━━━ GIVEN RECORDS

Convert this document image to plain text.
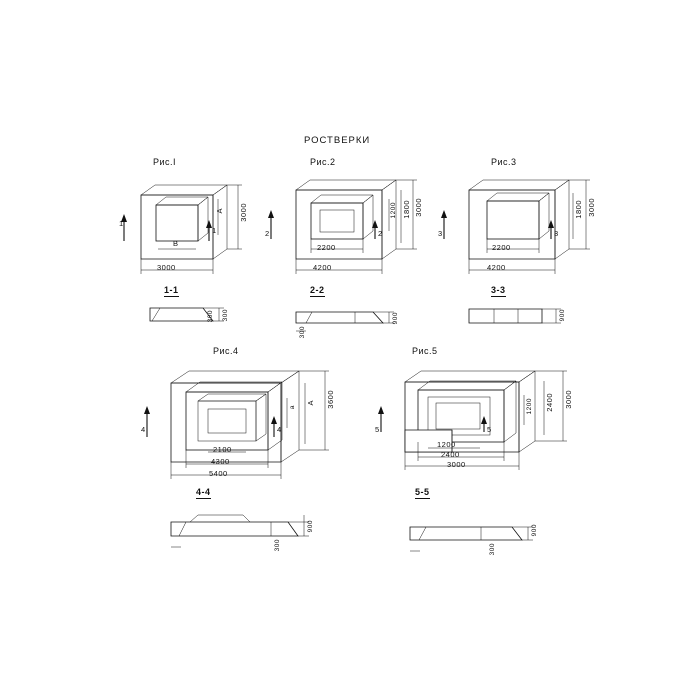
РОСТВЕРКИ
Рис.I	Рис.2	Рис.3
Рис.4	Рис.5
1-1	2-2	3-3
4-4	5-5
3000
3000
A
B
300
300
1
1
4200
2200
3000
1800
1200
900
300
2	2
4200
2200
3000
1800
900
3	3
5400
4300
2100
3600
A
a
900
300
4	4
3000
2400
1200
3000
2400
1200
900
300
5	5
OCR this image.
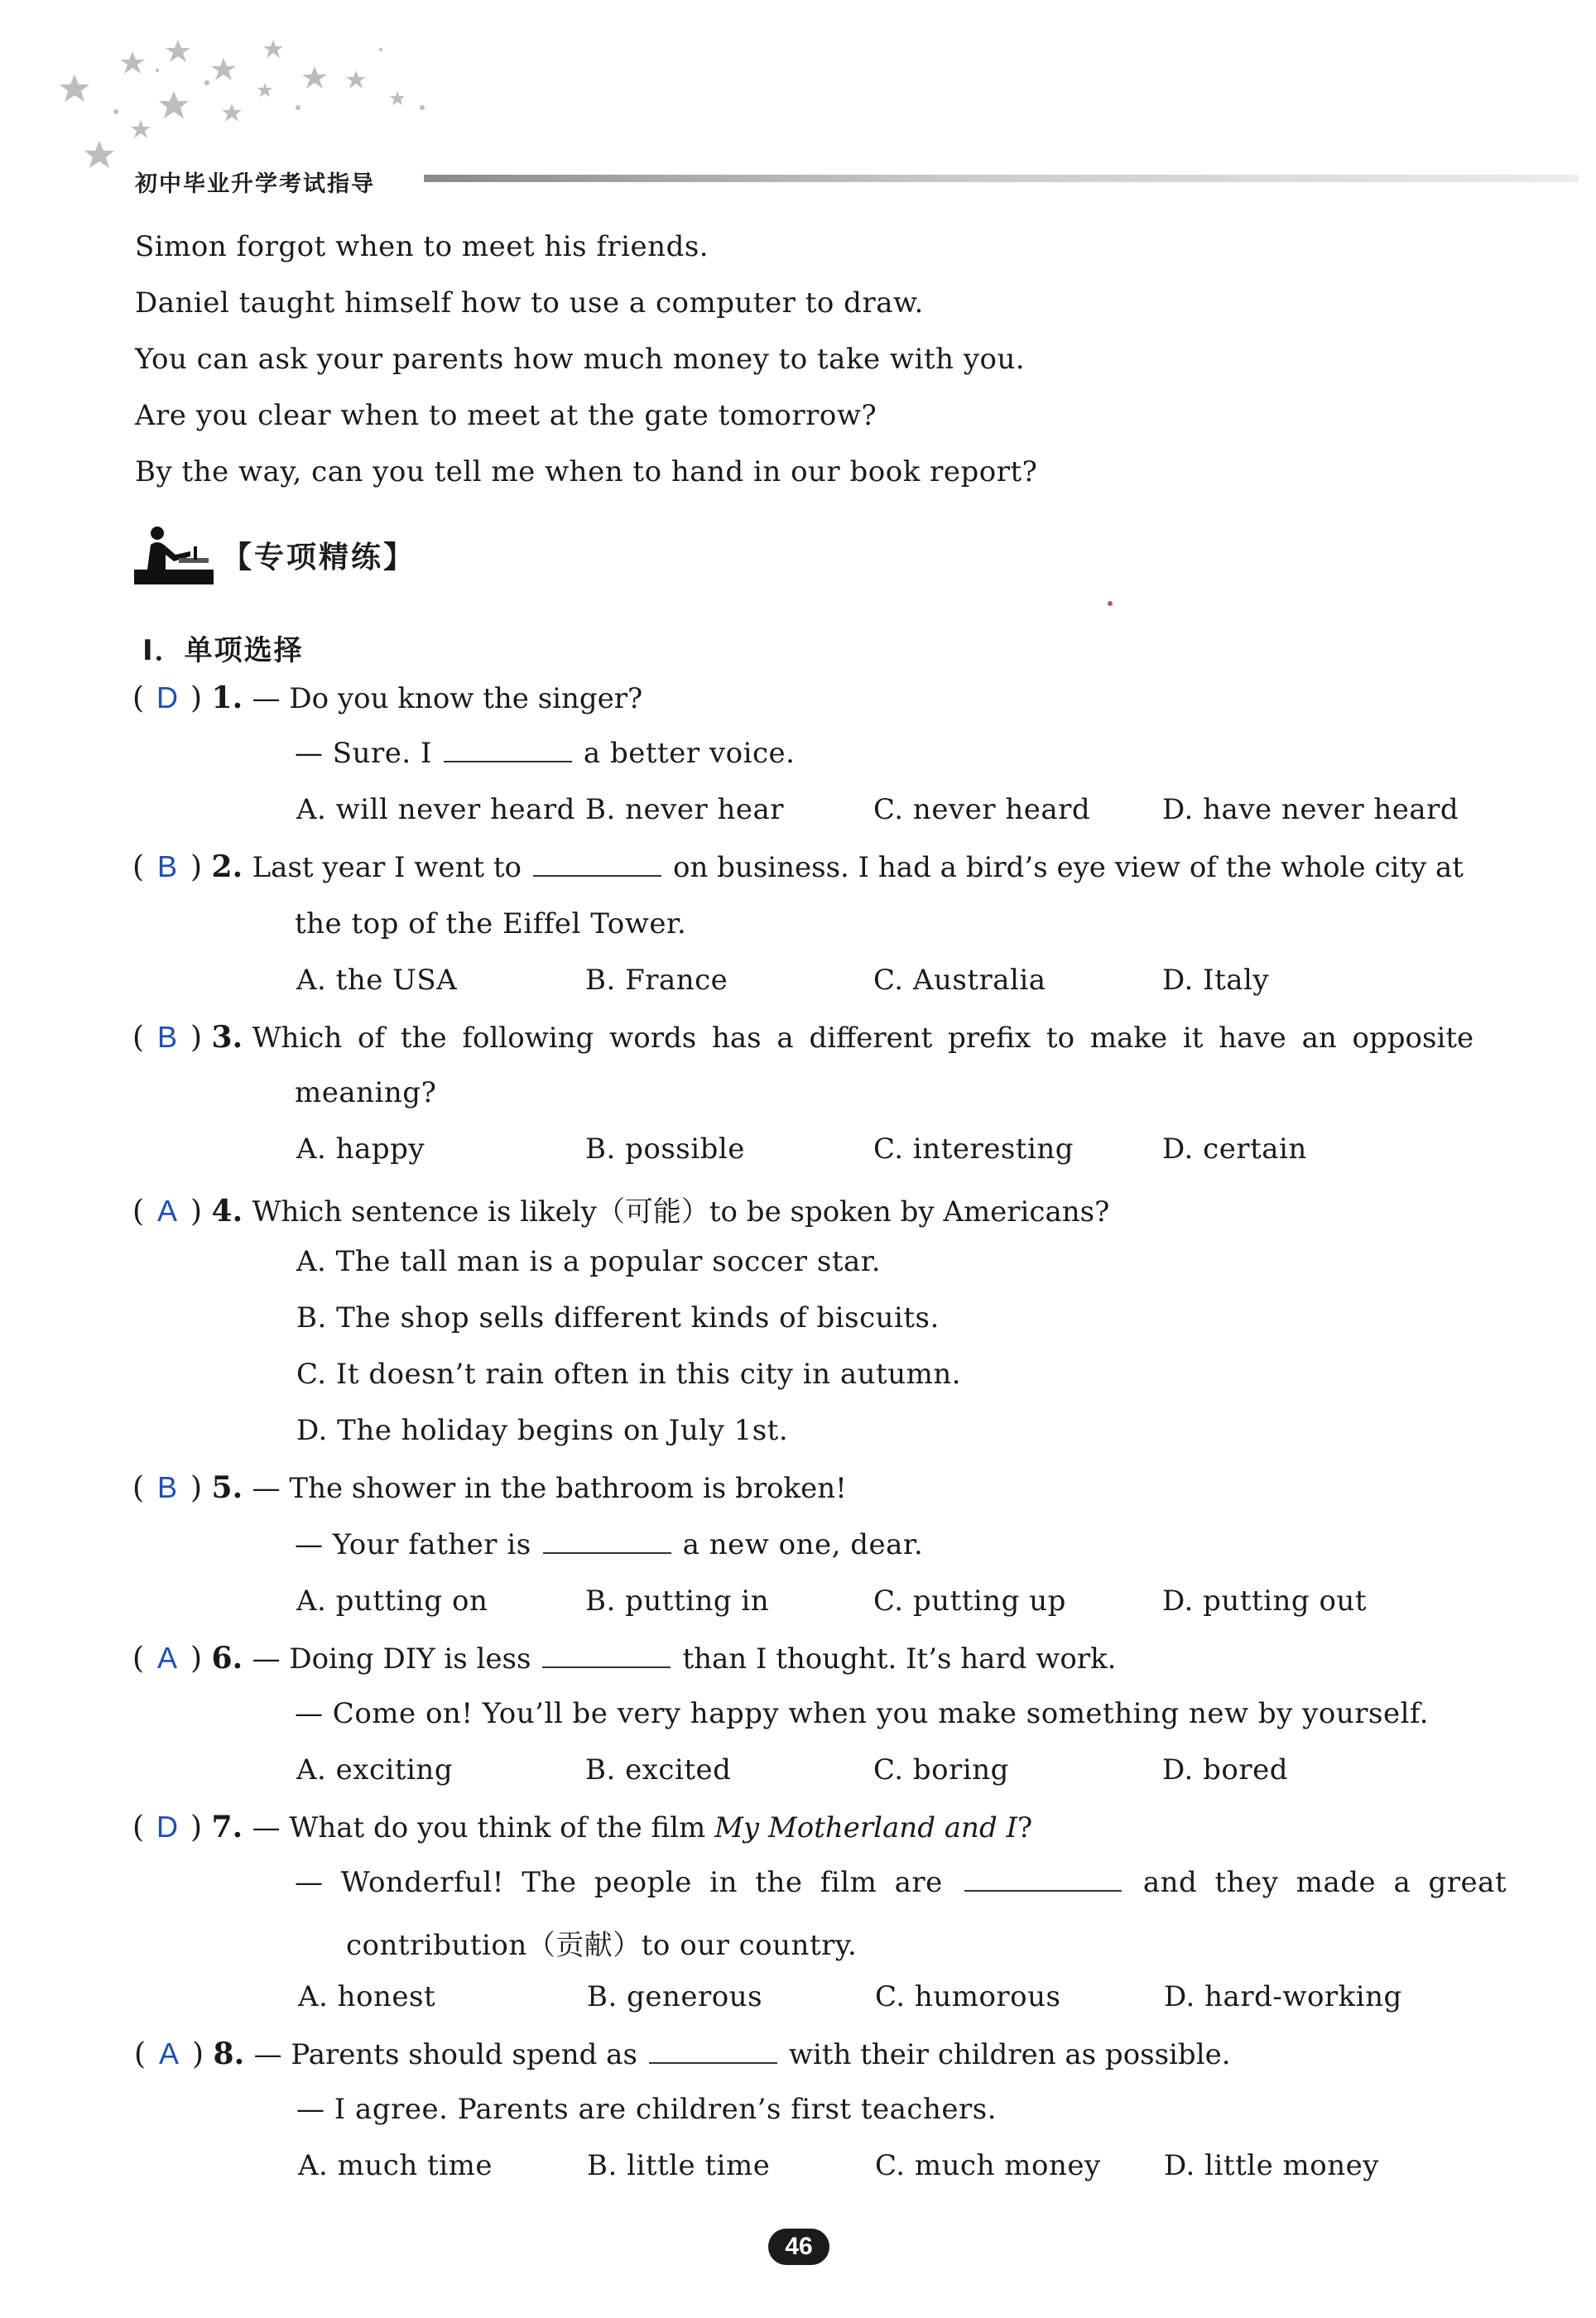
初中毕业升学考试指导
Simon forgot when to meet his friends.
Daniel taught himself how to use a computer to draw.
You can ask your parents how much money to take with you.
Are you clear when to meet at the gate tomorrow?
By the way, can you tell me when to hand in our book report?
【专项精练】
I．单项选择
( D ) 1. — Do you know the singer?
— Sure. I	a better voice.
A. will never heard B. never hear	C. never heard	D. have never heard
( B ) 2. Last year I went to	on business. I had a bird’s eye view of the whole city at
the top of the Eiffel Tower.
A. the USA	B. France	C. Australia	D. Italy
( B ) 3. Which of the following words has a different prefix to make it have an opposite
meaning?
A. happy	B. possible	C. interesting	D. certain
( A ) 4. Which sentence is likely（可能）to be spoken by Americans?
A. The tall man is a popular soccer star.
B. The shop sells different kinds of biscuits.
C. It doesn’t rain often in this city in autumn.
D. The holiday begins on July 1st.
( B ) 5. — The shower in the bathroom is broken!
— Your father is	a new one, dear.
A. putting on	B. putting in	C. putting up	D. putting out
( A ) 6. — Doing DIY is less	than I thought. It’s hard work.
— Come on! You’ll be very happy when you make something new by yourself.
A. exciting	B. excited	C. boring	D. bored
( D ) 7. — What do you think of the film My Motherland and I?
— Wonderful! The people in the film are	and they made a great
contribution（贡献）to our country.
A. honest	B. generous	C. humorous	D. hard-working
( A ) 8. — Parents should spend as	with their children as possible.
— I agree. Parents are children’s first teachers.
A. much time	B. little time	C. much money D. little money
46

━━━━━━

Pull out all lines of the data with the string "children".

( A ) 8. — Parents should spend as	with their children as possible.
— I agree. Parents are children’s first teachers.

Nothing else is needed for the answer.